-- BEGIN Listed entries --
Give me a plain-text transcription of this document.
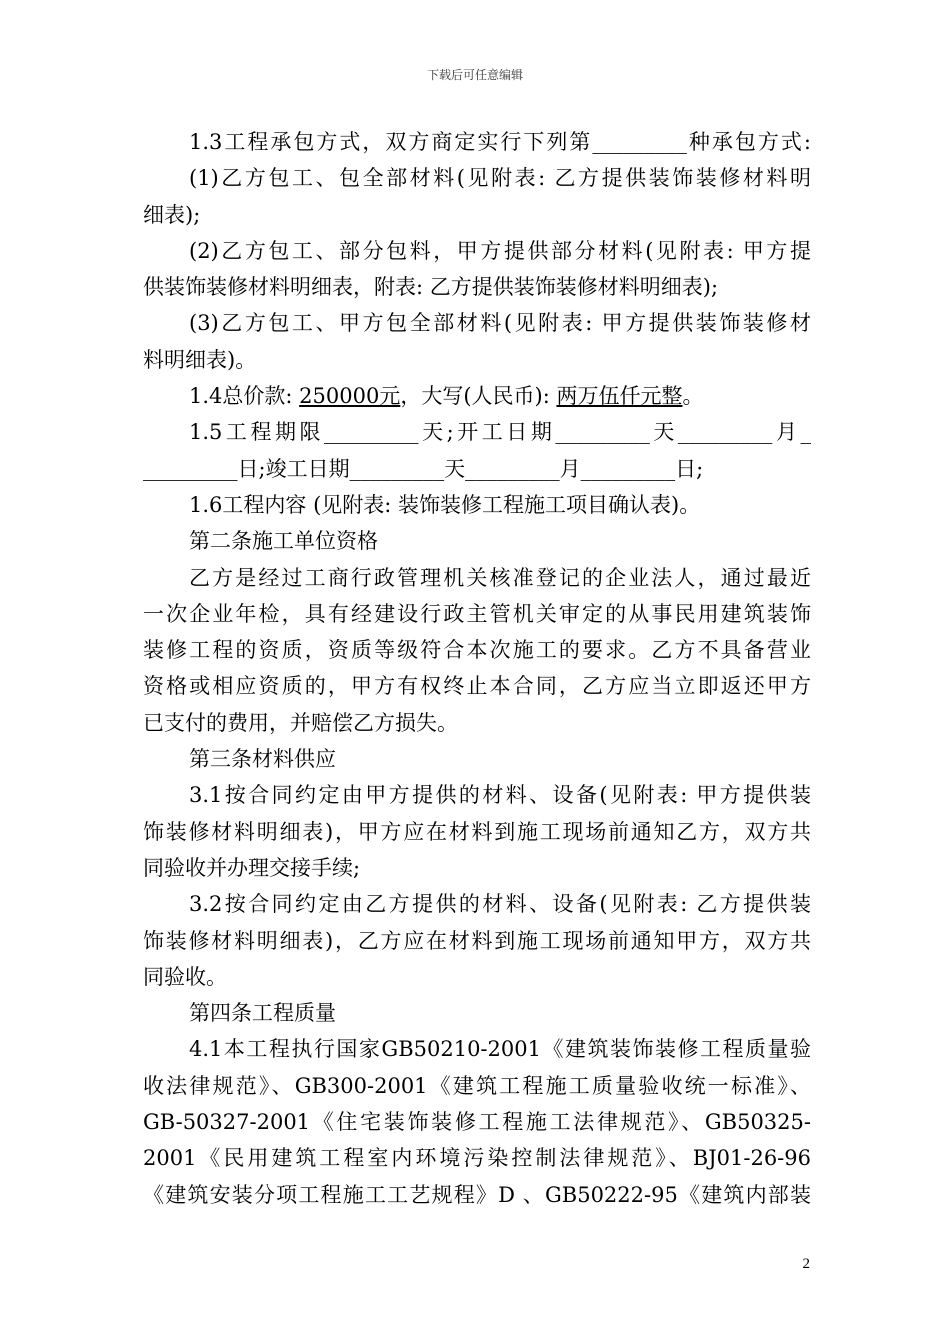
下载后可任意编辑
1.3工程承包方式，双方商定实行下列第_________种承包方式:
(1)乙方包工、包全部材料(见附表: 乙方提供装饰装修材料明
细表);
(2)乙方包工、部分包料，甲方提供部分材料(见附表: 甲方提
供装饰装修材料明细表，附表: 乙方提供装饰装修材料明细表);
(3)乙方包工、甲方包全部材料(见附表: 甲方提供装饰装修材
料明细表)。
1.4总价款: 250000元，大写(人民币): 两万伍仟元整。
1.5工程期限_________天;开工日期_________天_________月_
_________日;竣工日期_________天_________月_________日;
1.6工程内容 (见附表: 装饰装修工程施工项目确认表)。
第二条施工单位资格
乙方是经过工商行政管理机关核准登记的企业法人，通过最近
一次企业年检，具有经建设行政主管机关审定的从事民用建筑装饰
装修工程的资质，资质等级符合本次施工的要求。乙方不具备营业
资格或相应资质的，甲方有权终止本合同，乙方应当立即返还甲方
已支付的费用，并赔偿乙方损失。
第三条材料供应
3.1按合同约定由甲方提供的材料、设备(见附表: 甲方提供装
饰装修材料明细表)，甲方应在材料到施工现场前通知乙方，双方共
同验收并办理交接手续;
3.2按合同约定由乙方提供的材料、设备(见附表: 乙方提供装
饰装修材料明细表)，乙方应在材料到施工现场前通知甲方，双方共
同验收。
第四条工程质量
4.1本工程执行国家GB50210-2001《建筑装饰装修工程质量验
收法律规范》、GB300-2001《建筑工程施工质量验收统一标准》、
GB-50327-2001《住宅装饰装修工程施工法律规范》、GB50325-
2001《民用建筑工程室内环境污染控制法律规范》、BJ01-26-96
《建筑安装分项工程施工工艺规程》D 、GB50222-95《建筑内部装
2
-- END Listed entries --
-- BEGIN Listed entries --
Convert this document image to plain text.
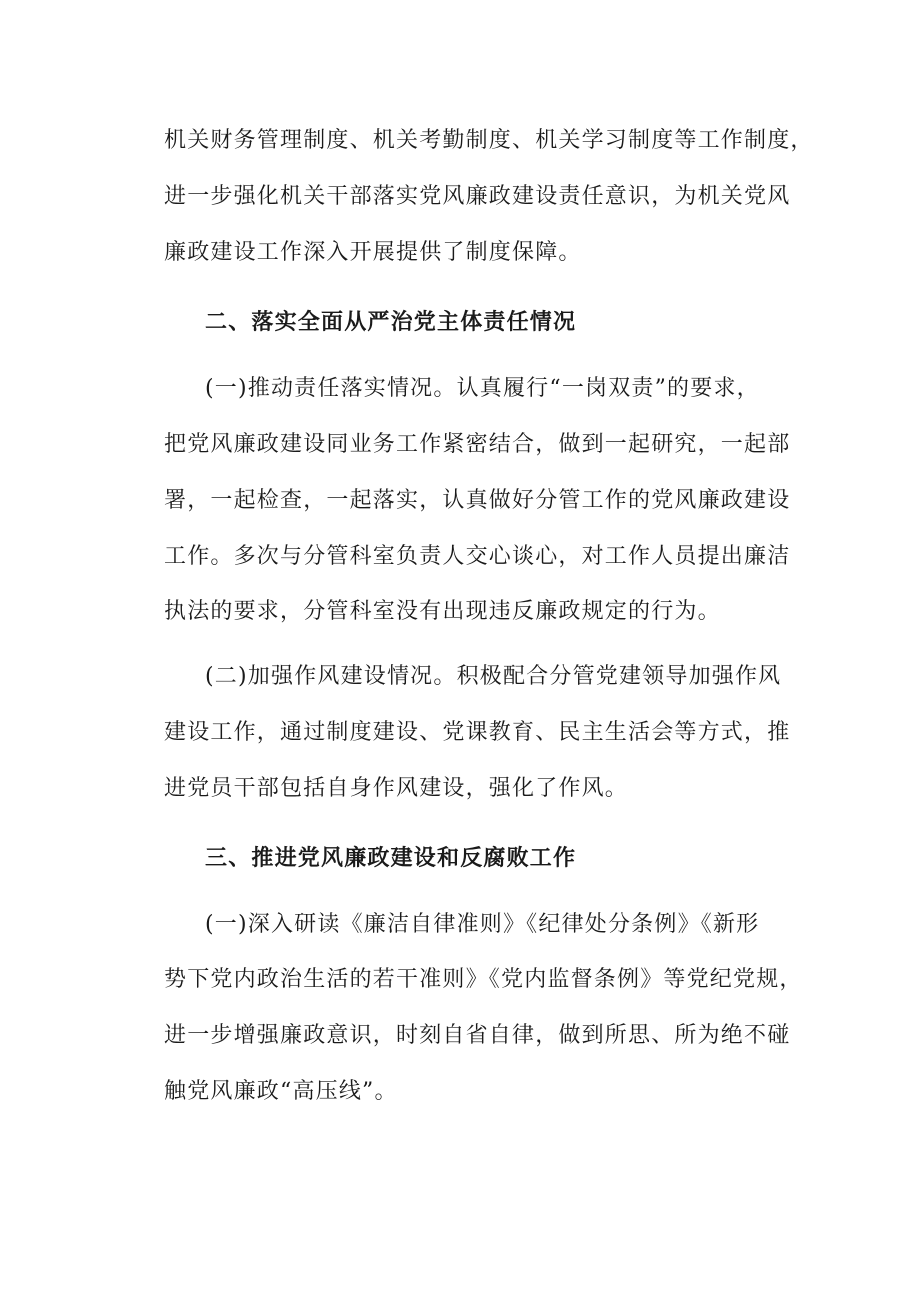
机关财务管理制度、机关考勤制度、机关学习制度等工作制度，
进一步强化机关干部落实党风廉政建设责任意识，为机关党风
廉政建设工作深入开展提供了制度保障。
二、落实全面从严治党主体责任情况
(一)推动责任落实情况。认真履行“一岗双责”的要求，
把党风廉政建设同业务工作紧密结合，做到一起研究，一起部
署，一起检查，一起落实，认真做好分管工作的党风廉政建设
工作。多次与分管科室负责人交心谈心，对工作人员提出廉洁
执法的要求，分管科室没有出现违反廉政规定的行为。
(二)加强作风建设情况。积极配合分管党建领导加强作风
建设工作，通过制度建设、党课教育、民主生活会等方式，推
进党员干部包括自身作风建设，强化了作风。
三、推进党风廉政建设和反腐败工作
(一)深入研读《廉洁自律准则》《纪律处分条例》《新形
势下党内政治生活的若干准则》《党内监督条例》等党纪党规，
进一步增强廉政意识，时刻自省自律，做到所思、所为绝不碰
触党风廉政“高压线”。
-- END Listed entries --
For the listing above, give the number of lines in which the string "plain" occurs, and nothing else.

(Reply to the task): 2